(What the task requires)
Skip the pictures and repeat each line of the data exactly.

Figure collection entries:
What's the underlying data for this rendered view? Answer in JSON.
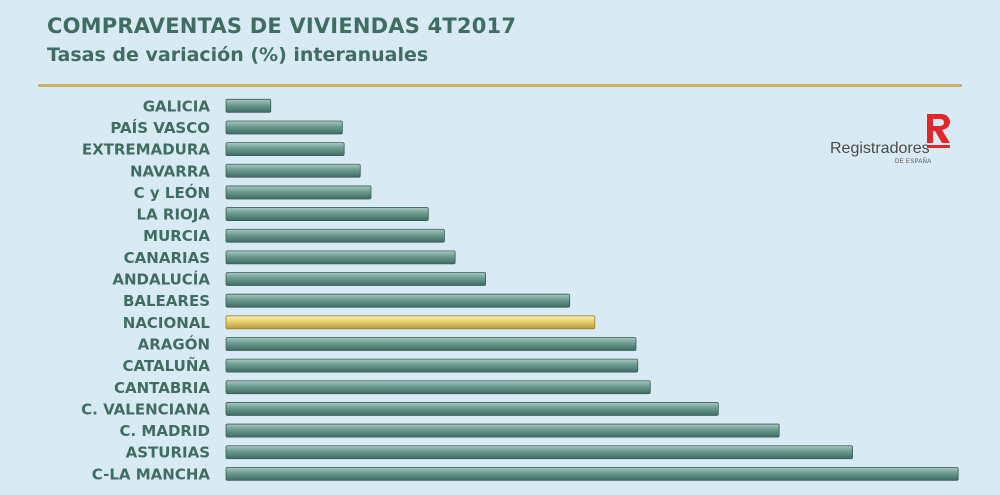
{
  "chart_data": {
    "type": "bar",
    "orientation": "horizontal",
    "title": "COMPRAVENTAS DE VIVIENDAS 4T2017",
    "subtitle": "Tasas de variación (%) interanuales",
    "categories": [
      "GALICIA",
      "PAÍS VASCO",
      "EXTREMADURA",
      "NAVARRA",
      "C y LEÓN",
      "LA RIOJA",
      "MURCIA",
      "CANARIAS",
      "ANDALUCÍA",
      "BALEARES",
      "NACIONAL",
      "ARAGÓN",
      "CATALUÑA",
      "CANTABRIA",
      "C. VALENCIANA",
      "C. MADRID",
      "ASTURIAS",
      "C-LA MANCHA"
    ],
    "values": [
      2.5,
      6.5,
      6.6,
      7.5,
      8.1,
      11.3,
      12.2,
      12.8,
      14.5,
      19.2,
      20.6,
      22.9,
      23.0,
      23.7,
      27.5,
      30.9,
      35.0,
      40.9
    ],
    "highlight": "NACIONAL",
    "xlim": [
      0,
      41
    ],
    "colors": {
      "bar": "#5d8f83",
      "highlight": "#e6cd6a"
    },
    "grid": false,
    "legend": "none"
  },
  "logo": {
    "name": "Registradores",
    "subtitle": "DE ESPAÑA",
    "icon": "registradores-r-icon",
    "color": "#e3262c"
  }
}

(Correct answer)
What's the underlying data for this rendered view? Answer in JSON.
{
  "chart_data": {
    "type": "bar",
    "orientation": "horizontal",
    "title": "COMPRAVENTAS DE VIVIENDAS 4T2017",
    "subtitle": "Tasas de variación (%) interanuales",
    "categories": [
      "GALICIA",
      "PAÍS VASCO",
      "EXTREMADURA",
      "NAVARRA",
      "C y LEÓN",
      "LA RIOJA",
      "MURCIA",
      "CANARIAS",
      "ANDALUCÍA",
      "BALEARES",
      "NACIONAL",
      "ARAGÓN",
      "CATALUÑA",
      "CANTABRIA",
      "C. VALENCIANA",
      "C. MADRID",
      "ASTURIAS",
      "C-LA MANCHA"
    ],
    "values": [
      2.5,
      6.5,
      6.6,
      7.5,
      8.1,
      11.3,
      12.2,
      12.8,
      14.5,
      19.2,
      20.6,
      22.9,
      23.0,
      23.7,
      27.5,
      30.9,
      35.0,
      40.9
    ],
    "highlight": "NACIONAL",
    "xlim": [
      0,
      41
    ],
    "colors": {
      "bar": "#5d8f83",
      "highlight": "#e6cd6a"
    },
    "grid": false,
    "legend": "none"
  },
  "logo": {
    "name": "Registradores",
    "subtitle": "DE ESPAÑA",
    "icon": "registradores-r-icon",
    "color": "#e3262c"
  }
}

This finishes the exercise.